_Exercise set_:
[1] In the farm passage, how does the size of Brenton's farm compare with Betsey's?
[2] Repeat the farm passage word for word from "Today, I woke" up to and including "office again, whistling.".
[3] Pick up the farm passage after its last sentence and continue it.

_Selected passage_:
◇ ◇ ◇ ◇ ◇ ◇ ◇
Back in New York, Travis and I led the harvests 2-3 times a week. I do have experience harvesting most vegetable types, running a CSA, and keeping harvests organized. But Brenton’s farm is nearly 7 times as big as Betsey’s. In New York, you could stand in one place and see the entire field. This farm is a completely different animal, and Brenton has placed an intense amount of trust in me since I began training. Granted, this probably has less because to do with confidence in my abilities, and more with the fact that he’s getting ready to triple the size of his farm and it makes a guy busy.
So, the last few weeks I’ve steeled my jaw and done my best to make good decisions. But I keep feeling like I’m one step behind the vegetables. Today and yesterday were especially crazy. Remember the post about the pecan and mesquite trees? Well, apparently, when spring comes, the established plants know it, they flip out, and they start trying to spread their seed as quickly as possible. They’re all desperately trying to shoot up flowers, which means they won’t grow anymore, so I’m desperately trying to stop them. Something tells me I shouldn’t be embroiled in an epic battle with broccoli, but that’s how it feels right now.
Today, I woke up to rain. I got to the farm at 7am and sat at my computer to print out the harvest list to give to Vicente. Brenton came and said in his most chipper voice, “Man, it’s raining!”
I said, “yes, I know.”
“We really needed the rain. I’m happy about it. It’s going to make everything grow so much!” He walked out of the office again, whistling.
Normally, the prospect of our crops growing faster would fill me with a sense of contentment and anticipation. But today, all I could think was, “shiiiit.”
◇ ◇ ◇ ◇ ◇ ◇ ◇
_Dataset extract_:
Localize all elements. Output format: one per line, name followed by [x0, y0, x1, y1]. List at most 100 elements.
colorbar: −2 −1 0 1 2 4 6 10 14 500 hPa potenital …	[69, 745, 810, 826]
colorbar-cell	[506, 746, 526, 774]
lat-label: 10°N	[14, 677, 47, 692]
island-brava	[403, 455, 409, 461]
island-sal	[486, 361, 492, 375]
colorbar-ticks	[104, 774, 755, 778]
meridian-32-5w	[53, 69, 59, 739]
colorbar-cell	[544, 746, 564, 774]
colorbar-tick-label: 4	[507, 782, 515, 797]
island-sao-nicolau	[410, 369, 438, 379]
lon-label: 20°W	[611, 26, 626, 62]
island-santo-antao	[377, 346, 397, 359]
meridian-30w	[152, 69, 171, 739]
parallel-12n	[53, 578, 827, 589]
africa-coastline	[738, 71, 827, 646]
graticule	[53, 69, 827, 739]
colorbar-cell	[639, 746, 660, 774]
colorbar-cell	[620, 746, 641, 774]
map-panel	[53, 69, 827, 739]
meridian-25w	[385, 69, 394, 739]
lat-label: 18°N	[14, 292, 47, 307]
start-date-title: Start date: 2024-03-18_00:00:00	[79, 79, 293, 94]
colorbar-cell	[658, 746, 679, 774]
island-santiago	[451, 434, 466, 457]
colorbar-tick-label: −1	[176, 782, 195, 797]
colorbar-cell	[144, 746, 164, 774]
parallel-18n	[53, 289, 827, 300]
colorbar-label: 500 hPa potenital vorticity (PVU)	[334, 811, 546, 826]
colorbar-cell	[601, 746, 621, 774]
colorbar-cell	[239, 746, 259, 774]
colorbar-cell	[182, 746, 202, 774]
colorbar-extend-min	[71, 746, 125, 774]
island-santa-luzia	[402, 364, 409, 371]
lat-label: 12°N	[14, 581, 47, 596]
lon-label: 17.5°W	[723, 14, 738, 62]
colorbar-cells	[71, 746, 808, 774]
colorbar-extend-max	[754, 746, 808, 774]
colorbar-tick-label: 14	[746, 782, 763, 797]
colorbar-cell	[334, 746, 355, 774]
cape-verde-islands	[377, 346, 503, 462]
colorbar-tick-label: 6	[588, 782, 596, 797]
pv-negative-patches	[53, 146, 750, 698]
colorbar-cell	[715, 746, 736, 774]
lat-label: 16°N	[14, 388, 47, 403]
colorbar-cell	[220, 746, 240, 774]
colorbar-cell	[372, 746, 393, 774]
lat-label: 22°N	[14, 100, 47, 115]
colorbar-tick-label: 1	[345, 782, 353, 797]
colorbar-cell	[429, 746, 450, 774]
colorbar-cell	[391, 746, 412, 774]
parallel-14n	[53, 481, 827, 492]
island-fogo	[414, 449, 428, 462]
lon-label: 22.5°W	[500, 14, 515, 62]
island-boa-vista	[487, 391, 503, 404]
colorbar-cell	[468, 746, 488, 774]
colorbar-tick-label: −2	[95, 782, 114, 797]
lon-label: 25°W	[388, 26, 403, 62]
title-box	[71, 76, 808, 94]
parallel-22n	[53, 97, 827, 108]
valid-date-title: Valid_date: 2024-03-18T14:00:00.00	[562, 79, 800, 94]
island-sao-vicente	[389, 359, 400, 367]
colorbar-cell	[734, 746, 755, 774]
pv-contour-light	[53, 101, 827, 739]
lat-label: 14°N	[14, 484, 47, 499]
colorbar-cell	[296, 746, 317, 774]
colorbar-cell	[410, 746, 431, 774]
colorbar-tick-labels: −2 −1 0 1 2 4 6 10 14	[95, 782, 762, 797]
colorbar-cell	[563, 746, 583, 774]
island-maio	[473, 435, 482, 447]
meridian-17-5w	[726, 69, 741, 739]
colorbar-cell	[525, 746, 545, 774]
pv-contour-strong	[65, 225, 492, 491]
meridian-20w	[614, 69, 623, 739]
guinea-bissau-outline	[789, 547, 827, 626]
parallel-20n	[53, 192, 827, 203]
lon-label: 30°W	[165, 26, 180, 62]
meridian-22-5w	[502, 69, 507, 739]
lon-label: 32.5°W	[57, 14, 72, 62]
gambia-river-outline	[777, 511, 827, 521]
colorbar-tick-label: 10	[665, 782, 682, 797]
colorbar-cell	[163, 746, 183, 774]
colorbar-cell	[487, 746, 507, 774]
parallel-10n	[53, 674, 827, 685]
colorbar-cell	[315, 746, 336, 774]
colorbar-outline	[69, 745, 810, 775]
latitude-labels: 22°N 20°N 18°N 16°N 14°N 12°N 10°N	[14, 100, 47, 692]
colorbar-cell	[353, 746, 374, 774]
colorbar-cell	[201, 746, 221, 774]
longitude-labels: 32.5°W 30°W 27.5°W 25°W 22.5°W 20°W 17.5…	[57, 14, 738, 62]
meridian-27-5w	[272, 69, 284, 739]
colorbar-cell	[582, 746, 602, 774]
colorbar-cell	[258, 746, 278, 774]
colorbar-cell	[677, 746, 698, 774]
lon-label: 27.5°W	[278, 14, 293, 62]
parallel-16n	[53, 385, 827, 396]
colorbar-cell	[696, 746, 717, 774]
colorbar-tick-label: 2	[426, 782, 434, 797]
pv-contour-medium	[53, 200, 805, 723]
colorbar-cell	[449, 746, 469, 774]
◇ ◇ ◇ ◇ ◇ ◇ ◇
_Responses for each task_:
[1] Brenton's farm is nearly 7 times as big as Betsey's.

[2]
Today, I woke up to rain. I got to the farm at 7am and sat at my computer to print out the harvest list to give to Vicente. Brenton came and said in his most chipper voice, “Man, it’s raining!”
I said, “yes, I know.”
“We really needed the rain. I’m happy about it. It’s going to make everything grow so much!” He walked out of the office again, whistling.

[3]
I went out into the field ready for battle. This morning I would be fighting an overabundance of ginormous lettuce. Like, thousands of heads, all huge and getting huger, and I only had so many places for all of it to go. Two weeks ago, I swear, it was tiny.
So, Vicente and I improvised and decided not to give everyone a head or even two, but to chop it up and make a salad mix, so we could give everyone a full bag, making use of more lettuce. Harvesting 20 bins of lettuce mix in the pouring rain is not a great time, in case you’ve thought of trying it. But we got it done, and I think if we can keep harvesting like that, we will make it.
On top of that, the bok choy already bit it last week. Last friday they were fine, and by Monday two beds of it had flowered. After I finished the lettuce, I began picking the last remnants of the flowered bok choy. Vicente warned me against putting it in the boxes, because flowers might not look good. So as I was cleaning off the flowers (which are edible and taste like bok choy), I began thinking about our collective expectations when it comes to the appearance of our produce.
I think about this a lot, especially at markets. Often (but certainly not always), I find that people will treat farmers market stands like a grocery store. Produce is inspected closely and expected to be spotless, uniform, and abundant at all times of the year. But I can tell you that that’s not how it works. Farmers are just people, and they make mistakes just like anyone. Sometimes they do everything right but the weather doesn’t cooperate, like the three months of rain we got this winter. Or, the weather cooperates too much, like the transition to spring that made everything shoot up to godzilla size in a matter of days. Sometimes, veggies are blemished just because, you know, they’re outside … on the ground.
Unrealistic expectations fostered by mass produced fruits and vegetables at large grocers is detrimental to small, organic farmers. Unlike the local HEB, if some produce is blemished, we can’t just order more from California. Instead, we have to rely on our communities to support us, through both the lean months and the harvest.
*Photos thanks to Alberto Martinez
Get this: Brenton has decided he’d like to hire Travis and me. That’s right, we are employed, being trained for positions that we will fill after our internship ends in May. That’s right, we have real jobs again. In farming, too. I know I wrap up my identity too much in my work, but having a legitimate job, getting paid a decent wage, having a place of my own, being self-sufficient, and most importantly feeling like I was contributing to something–lacking all these things made me start to question my self worth. It shouldn’t have. But it did.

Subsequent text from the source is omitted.